▶ _Request_:
Could you write out the records below exactly as they appear?

__________

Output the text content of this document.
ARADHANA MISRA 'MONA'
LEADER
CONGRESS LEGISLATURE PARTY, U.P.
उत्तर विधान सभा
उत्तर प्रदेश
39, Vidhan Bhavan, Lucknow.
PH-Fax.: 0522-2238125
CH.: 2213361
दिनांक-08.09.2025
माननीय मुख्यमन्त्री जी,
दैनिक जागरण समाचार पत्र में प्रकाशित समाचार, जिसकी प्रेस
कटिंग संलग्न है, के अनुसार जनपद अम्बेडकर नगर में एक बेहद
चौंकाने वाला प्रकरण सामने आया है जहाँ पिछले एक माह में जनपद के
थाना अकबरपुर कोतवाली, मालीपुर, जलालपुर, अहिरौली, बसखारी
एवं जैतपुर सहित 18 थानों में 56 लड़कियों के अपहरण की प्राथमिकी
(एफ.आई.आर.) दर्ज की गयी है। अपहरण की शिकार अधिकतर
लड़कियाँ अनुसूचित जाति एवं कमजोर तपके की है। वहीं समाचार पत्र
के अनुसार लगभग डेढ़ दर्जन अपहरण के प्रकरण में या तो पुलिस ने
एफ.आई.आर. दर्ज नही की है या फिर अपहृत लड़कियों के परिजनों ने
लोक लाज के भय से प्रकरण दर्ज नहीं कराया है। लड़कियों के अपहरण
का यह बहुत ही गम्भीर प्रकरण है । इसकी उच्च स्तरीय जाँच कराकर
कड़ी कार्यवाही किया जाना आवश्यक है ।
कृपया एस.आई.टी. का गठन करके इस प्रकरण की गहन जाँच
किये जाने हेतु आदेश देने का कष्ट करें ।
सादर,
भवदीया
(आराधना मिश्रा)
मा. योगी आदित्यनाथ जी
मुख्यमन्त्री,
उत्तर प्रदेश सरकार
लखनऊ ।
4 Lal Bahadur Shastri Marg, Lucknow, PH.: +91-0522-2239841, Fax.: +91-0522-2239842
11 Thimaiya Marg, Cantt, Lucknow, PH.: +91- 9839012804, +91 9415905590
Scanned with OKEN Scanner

__________

▶ _Solution_:
Output the text content of this document.
ARADHANA MISRA 'MONA'
LEADER
CONGRESS LEGISLATURE PARTY, U.P.
उत्तर विधान सभा
उत्तर प्रदेश
39, Vidhan Bhavan, Lucknow.
PH-Fax.: 0522-2238125
CH.: 2213361
दिनांक-08.09.2025
माननीय मुख्यमन्त्री जी,
दैनिक जागरण समाचार पत्र में प्रकाशित समाचार, जिसकी प्रेस
कटिंग संलग्न है, के अनुसार जनपद अम्बेडकर नगर में एक बेहद
चौंकाने वाला प्रकरण सामने आया है जहाँ पिछले एक माह में जनपद के
थाना अकबरपुर कोतवाली, मालीपुर, जलालपुर, अहिरौली, बसखारी
एवं जैतपुर सहित 18 थानों में 56 लड़कियों के अपहरण की प्राथमिकी
(एफ.आई.आर.) दर्ज की गयी है। अपहरण की शिकार अधिकतर
लड़कियाँ अनुसूचित जाति एवं कमजोर तपके की है। वहीं समाचार पत्र
के अनुसार लगभग डेढ़ दर्जन अपहरण के प्रकरण में या तो पुलिस ने
एफ.आई.आर. दर्ज नही की है या फिर अपहृत लड़कियों के परिजनों ने
लोक लाज के भय से प्रकरण दर्ज नहीं कराया है। लड़कियों के अपहरण
का यह बहुत ही गम्भीर प्रकरण है । इसकी उच्च स्तरीय जाँच कराकर
कड़ी कार्यवाही किया जाना आवश्यक है ।
कृपया एस.आई.टी. का गठन करके इस प्रकरण की गहन जाँच
किये जाने हेतु आदेश देने का कष्ट करें ।
सादर,
भवदीया
(आराधना मिश्रा)
मा. योगी आदित्यनाथ जी
मुख्यमन्त्री,
उत्तर प्रदेश सरकार
लखनऊ ।
4 Lal Bahadur Shastri Marg, Lucknow, PH.: +91-0522-2239841, Fax.: +91-0522-2239842
11 Thimaiya Marg, Cantt, Lucknow, PH.: +91- 9839012804, +91 9415905590
Scanned with OKEN Scanner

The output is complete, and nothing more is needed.